Stored data:
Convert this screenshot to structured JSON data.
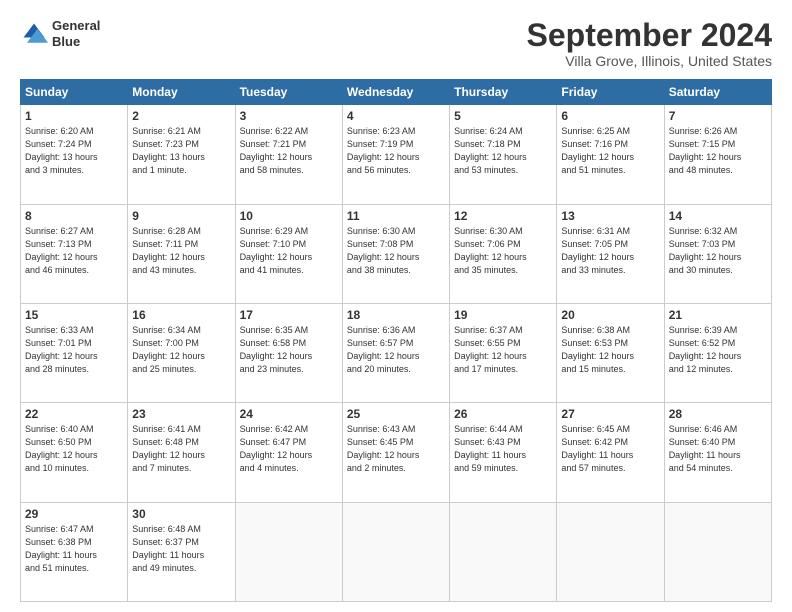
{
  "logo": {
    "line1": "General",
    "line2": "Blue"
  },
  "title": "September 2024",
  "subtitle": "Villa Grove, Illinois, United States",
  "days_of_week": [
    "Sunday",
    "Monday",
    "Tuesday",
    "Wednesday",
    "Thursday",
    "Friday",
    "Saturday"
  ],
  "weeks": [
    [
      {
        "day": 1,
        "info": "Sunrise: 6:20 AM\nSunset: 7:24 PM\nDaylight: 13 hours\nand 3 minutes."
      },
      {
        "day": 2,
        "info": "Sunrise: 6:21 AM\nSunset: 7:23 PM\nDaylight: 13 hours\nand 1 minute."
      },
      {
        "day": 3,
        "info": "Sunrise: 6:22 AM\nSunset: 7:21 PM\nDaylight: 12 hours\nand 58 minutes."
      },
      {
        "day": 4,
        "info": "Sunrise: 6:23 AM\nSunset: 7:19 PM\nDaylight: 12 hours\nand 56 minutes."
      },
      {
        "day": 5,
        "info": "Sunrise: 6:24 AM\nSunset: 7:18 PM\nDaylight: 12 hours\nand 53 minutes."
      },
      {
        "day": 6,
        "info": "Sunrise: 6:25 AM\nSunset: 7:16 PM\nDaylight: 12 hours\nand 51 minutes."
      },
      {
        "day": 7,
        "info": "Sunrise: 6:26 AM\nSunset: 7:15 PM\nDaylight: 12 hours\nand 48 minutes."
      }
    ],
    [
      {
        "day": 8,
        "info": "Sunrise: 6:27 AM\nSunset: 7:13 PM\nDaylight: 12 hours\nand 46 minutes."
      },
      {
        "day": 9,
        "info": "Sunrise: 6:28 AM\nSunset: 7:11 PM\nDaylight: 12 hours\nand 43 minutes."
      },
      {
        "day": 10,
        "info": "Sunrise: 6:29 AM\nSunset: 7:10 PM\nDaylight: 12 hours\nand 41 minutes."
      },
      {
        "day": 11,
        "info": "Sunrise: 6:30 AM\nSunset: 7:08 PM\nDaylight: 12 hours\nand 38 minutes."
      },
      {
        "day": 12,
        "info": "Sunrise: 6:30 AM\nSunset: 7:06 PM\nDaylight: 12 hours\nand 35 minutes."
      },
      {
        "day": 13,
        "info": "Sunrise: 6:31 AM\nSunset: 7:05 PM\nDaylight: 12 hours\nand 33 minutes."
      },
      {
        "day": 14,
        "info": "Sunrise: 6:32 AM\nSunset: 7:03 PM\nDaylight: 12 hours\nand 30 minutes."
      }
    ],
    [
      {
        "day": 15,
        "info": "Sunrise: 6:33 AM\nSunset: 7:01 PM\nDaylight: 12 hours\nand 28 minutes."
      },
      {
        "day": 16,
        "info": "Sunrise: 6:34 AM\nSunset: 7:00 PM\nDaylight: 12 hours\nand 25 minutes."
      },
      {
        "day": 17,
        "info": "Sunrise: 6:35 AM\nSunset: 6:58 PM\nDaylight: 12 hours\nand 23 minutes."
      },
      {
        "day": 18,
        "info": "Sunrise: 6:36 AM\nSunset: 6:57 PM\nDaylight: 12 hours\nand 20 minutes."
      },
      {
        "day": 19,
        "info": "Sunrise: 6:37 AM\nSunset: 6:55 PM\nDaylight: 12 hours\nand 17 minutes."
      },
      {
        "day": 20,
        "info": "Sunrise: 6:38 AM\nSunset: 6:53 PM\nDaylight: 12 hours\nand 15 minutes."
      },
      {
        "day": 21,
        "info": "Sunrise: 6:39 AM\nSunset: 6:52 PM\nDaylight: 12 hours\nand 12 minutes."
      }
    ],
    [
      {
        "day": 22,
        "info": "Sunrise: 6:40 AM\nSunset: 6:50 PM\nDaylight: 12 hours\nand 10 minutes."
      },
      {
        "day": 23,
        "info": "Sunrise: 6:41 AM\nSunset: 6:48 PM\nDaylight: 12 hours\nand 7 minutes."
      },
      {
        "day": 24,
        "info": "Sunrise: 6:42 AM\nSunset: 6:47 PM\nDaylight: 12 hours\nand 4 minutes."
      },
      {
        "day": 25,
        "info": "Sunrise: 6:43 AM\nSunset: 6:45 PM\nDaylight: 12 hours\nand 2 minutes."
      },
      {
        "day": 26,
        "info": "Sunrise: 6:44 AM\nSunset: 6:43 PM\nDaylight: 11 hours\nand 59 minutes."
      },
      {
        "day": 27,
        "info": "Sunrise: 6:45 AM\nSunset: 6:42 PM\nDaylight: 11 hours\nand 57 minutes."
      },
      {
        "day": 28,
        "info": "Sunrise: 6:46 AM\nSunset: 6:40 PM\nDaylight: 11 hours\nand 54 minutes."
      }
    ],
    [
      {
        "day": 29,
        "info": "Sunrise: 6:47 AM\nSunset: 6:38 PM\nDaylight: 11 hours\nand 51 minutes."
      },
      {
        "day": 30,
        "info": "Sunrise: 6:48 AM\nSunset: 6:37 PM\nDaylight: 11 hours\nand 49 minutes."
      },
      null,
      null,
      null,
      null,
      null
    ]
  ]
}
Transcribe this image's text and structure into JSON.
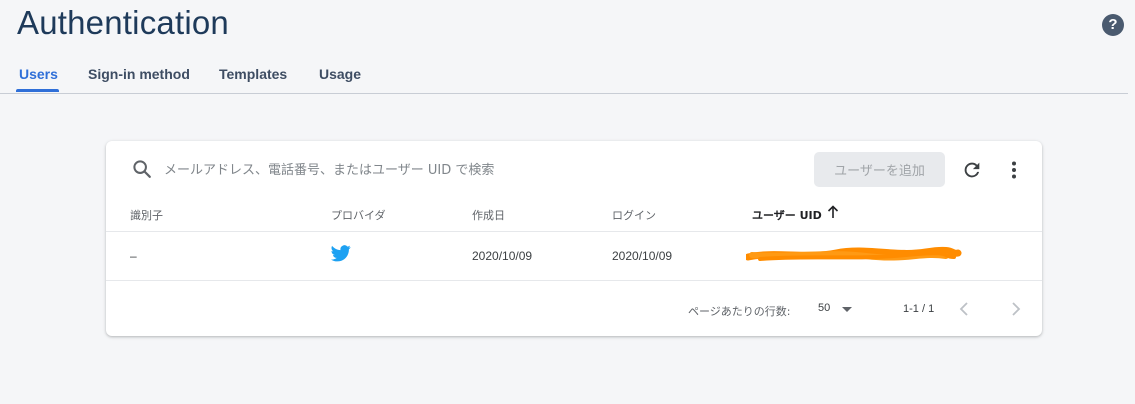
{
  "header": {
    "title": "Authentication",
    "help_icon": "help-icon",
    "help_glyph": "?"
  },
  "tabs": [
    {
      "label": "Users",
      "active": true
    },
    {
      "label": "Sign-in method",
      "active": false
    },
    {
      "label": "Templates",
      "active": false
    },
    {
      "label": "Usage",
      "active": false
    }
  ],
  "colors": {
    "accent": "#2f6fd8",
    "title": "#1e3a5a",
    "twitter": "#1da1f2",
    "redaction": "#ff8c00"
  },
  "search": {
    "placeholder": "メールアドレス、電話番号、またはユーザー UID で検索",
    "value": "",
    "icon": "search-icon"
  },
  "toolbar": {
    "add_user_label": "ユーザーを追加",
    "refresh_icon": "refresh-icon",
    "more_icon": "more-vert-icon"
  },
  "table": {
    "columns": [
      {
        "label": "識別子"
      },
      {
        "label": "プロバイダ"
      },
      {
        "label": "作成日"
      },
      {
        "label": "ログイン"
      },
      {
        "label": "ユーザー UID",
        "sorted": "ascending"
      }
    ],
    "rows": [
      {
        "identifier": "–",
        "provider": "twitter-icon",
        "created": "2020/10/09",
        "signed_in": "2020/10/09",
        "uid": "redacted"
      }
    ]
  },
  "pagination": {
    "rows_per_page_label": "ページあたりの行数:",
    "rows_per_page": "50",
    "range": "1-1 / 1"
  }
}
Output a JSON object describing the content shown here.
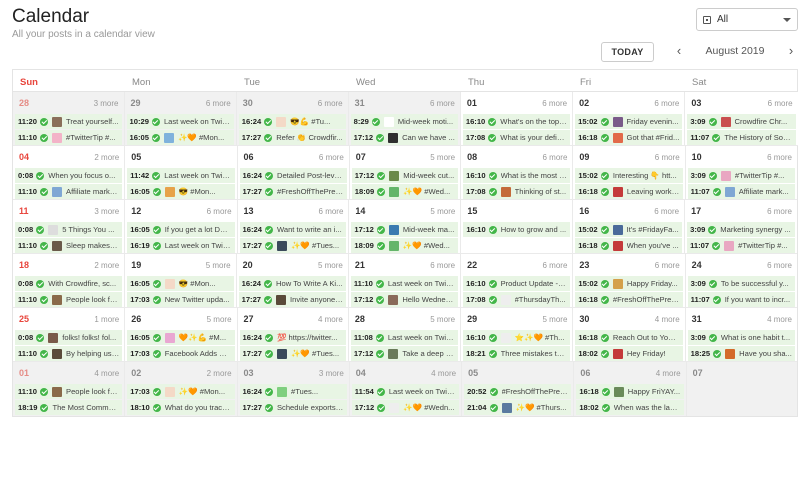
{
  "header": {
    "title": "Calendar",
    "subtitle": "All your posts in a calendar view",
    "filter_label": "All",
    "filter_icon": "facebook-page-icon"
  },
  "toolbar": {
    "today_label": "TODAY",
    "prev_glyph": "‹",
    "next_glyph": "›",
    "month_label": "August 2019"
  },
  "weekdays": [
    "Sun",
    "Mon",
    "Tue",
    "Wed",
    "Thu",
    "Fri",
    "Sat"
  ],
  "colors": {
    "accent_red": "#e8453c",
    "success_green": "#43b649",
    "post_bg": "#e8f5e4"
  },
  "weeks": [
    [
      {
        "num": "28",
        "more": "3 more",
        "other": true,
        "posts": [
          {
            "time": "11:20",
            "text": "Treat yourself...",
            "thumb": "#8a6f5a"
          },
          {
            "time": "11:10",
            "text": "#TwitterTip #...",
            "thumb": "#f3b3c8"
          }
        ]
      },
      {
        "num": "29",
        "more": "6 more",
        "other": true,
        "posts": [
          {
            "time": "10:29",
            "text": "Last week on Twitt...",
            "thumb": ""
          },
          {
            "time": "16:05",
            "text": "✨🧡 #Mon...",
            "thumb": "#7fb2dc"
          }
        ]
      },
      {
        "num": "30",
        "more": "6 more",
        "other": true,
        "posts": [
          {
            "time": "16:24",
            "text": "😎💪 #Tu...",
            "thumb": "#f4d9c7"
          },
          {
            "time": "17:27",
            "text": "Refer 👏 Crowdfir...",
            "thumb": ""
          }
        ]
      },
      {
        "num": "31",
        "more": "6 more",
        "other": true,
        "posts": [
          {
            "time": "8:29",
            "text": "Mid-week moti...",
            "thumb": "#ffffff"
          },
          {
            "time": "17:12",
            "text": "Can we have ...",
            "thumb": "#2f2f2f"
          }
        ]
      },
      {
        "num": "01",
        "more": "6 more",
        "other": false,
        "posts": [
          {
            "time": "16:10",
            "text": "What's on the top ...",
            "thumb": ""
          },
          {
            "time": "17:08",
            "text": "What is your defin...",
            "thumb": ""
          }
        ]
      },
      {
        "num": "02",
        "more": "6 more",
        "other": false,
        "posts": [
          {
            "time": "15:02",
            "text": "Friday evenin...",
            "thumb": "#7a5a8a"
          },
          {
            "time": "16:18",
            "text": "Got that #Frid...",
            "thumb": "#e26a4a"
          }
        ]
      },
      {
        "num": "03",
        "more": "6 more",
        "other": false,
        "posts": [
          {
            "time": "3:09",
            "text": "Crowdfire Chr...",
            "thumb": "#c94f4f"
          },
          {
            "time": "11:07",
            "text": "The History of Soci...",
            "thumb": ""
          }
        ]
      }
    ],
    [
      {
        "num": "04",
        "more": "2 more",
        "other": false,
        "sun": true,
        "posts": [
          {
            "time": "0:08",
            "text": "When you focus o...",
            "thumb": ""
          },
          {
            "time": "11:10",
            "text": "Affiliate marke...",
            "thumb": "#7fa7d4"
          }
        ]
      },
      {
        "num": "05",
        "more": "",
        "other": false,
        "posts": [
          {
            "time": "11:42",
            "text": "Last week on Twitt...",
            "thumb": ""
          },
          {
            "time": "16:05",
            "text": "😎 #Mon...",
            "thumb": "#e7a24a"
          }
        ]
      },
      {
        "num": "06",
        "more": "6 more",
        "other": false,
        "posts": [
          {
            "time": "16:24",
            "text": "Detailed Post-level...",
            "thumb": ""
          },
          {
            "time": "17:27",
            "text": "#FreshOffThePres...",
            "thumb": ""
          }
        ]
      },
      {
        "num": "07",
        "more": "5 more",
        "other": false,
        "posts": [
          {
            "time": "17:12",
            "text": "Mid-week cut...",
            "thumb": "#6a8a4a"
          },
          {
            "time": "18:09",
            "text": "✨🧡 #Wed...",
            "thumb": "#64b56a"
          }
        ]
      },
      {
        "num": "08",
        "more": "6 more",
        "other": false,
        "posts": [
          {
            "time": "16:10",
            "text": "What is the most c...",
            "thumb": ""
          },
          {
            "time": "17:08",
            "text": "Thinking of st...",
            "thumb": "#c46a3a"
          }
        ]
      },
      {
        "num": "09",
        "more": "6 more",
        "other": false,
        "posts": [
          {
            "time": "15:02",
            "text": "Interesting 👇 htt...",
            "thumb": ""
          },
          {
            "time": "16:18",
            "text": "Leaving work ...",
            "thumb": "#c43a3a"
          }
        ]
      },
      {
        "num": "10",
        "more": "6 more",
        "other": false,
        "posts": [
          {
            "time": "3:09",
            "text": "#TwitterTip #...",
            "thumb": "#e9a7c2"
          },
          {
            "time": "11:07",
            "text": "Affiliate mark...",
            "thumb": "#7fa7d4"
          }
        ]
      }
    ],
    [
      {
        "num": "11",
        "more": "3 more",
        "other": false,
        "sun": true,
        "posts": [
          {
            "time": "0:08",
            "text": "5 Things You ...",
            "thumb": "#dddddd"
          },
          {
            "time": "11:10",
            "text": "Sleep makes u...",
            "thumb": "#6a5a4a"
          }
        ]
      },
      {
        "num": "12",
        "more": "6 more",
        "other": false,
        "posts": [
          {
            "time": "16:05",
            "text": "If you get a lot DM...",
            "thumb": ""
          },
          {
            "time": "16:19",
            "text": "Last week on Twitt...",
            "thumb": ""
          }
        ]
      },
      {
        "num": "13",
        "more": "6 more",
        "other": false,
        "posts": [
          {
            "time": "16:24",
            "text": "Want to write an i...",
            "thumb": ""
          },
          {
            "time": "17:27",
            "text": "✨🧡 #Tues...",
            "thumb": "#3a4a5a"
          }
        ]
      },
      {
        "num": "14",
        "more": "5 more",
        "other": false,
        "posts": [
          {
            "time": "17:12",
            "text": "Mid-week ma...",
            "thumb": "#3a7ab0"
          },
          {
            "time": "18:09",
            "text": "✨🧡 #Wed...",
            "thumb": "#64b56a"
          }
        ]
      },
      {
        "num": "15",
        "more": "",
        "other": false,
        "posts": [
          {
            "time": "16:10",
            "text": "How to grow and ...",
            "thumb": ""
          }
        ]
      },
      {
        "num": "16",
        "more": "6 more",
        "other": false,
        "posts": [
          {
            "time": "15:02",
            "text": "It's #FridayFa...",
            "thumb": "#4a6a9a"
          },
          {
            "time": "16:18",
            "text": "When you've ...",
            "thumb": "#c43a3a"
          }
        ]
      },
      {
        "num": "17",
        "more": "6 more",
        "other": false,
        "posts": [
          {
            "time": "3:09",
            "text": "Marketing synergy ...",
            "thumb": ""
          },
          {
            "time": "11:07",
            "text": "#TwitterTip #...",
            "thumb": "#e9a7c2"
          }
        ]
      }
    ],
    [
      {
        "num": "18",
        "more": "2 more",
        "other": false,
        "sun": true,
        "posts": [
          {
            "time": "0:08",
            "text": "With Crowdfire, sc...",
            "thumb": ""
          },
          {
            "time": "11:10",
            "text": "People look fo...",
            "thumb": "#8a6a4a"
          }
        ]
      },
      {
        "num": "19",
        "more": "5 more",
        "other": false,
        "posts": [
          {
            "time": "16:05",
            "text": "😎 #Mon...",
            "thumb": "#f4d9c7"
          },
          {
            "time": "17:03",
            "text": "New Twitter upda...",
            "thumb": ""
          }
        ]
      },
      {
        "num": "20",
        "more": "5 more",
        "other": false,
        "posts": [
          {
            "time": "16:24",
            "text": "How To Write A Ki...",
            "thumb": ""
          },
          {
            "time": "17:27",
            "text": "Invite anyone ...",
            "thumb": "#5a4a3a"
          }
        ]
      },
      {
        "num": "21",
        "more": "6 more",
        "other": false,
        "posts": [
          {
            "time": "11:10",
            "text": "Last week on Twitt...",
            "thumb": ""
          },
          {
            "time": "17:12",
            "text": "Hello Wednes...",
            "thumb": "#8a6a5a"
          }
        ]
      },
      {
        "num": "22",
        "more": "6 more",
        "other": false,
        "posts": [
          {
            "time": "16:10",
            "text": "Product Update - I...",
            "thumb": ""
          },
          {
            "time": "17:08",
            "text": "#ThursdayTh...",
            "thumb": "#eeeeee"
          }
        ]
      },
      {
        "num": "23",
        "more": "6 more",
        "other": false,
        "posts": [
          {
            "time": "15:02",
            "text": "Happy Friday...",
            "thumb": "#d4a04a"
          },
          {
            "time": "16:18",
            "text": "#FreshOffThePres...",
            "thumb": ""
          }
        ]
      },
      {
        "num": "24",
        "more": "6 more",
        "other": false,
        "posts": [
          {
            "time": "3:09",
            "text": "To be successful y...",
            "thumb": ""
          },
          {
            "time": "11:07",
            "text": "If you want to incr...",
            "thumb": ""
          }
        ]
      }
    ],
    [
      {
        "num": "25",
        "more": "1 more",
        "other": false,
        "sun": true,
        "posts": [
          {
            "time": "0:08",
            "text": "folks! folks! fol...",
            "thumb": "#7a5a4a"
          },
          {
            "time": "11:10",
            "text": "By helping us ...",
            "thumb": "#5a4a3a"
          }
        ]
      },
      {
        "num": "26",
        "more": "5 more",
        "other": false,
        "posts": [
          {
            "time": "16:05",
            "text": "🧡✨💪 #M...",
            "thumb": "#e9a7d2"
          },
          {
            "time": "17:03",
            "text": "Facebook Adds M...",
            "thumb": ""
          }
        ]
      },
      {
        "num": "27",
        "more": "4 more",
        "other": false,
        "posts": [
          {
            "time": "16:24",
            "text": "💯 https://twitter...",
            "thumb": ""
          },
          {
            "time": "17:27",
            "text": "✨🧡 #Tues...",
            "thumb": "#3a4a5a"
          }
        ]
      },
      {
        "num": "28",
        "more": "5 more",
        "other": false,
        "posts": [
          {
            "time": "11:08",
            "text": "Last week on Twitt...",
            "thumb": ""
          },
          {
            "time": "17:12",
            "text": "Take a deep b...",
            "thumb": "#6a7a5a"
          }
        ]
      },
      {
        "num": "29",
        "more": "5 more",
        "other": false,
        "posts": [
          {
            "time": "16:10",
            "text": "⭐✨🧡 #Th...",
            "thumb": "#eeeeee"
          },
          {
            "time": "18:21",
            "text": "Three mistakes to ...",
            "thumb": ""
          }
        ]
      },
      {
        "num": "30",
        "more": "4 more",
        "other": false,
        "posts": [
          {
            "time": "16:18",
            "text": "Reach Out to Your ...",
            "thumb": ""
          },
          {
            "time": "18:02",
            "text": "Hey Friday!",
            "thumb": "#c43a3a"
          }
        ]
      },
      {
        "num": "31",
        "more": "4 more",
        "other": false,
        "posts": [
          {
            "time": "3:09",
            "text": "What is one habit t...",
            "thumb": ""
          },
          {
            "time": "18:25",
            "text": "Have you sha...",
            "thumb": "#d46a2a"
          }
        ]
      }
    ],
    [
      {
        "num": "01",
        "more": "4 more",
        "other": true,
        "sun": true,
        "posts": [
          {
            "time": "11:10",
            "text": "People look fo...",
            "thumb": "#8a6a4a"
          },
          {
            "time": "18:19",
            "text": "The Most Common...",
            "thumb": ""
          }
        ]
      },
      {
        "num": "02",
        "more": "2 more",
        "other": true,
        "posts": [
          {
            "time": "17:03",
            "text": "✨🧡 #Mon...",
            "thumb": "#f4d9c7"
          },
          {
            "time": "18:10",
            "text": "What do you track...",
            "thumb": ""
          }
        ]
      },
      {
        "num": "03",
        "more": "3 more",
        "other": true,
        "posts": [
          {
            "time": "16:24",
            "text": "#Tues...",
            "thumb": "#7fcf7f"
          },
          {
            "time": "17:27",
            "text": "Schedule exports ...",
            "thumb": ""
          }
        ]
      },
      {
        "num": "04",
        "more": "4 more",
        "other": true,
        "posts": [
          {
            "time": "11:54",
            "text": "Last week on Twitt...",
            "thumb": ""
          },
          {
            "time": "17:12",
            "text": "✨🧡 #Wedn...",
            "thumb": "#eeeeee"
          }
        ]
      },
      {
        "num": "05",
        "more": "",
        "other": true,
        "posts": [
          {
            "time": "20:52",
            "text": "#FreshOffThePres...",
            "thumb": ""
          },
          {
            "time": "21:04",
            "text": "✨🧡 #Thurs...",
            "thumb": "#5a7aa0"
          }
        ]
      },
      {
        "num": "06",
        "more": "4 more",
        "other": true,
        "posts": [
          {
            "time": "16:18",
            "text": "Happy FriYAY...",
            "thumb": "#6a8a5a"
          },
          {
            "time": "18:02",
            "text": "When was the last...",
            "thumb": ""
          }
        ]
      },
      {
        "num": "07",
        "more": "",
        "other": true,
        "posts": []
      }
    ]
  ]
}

** Given request **
Only lines with "subtitle" are wanted here; list each of them.

** Exercise solution **
  "subtitle": "Villa Grove, Illinois, United States",
    "subtitle": "All your posts in a calendar view",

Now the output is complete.